===== PROVIDED RECORDS
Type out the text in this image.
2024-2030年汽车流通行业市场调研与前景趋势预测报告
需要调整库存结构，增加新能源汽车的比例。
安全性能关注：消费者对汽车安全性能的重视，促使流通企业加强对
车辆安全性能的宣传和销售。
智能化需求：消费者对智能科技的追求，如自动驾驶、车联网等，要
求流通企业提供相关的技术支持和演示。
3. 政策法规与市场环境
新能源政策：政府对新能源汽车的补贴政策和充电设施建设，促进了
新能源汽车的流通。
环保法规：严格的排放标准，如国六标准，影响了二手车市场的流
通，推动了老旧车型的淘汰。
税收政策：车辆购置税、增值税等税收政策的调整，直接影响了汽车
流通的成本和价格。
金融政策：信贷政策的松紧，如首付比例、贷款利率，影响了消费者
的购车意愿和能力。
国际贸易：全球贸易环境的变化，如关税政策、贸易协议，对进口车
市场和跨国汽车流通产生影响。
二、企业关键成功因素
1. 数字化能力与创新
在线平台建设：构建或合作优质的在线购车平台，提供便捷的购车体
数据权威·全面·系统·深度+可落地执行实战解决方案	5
==========
Every line above needs to be retyped exactly.

Type out the text in this image.
2024-2030年汽车流通行业市场调研与前景趋势预测报告
需要调整库存结构，增加新能源汽车的比例。
安全性能关注：消费者对汽车安全性能的重视，促使流通企业加强对
车辆安全性能的宣传和销售。
智能化需求：消费者对智能科技的追求，如自动驾驶、车联网等，要
求流通企业提供相关的技术支持和演示。
3. 政策法规与市场环境
新能源政策：政府对新能源汽车的补贴政策和充电设施建设，促进了
新能源汽车的流通。
环保法规：严格的排放标准，如国六标准，影响了二手车市场的流
通，推动了老旧车型的淘汰。
税收政策：车辆购置税、增值税等税收政策的调整，直接影响了汽车
流通的成本和价格。
金融政策：信贷政策的松紧，如首付比例、贷款利率，影响了消费者
的购车意愿和能力。
国际贸易：全球贸易环境的变化，如关税政策、贸易协议，对进口车
市场和跨国汽车流通产生影响。
二、企业关键成功因素
1. 数字化能力与创新
在线平台建设：构建或合作优质的在线购车平台，提供便捷的购车体
数据权威·全面·系统·深度+可落地执行实战解决方案	5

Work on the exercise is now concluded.